Stored data

****

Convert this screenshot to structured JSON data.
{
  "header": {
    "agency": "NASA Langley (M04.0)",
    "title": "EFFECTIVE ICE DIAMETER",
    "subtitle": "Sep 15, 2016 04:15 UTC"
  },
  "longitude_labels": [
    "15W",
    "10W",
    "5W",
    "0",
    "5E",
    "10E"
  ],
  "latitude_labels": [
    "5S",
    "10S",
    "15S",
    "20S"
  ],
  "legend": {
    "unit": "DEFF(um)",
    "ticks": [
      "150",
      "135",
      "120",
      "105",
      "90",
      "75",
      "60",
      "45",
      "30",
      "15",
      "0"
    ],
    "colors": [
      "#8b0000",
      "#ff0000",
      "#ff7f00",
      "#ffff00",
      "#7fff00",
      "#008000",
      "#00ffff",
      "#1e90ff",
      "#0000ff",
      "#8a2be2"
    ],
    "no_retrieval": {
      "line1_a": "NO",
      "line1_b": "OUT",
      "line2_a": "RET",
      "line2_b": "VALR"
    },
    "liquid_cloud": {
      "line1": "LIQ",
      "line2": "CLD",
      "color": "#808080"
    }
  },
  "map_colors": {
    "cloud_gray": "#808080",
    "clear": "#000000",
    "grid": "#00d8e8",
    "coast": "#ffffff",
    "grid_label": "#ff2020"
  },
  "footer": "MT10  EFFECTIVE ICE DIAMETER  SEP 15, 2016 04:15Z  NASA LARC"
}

****

# STATED GOAL:
From the listing above, collect each line in which the string "EFFECTIVE" appears.

# FINISHED TASK:
    "title": "EFFECTIVE ICE DIAMETER",
  "footer": "MT10  EFFECTIVE ICE DIAMETER  SEP 15, 2016 04:15Z  NASA LARC"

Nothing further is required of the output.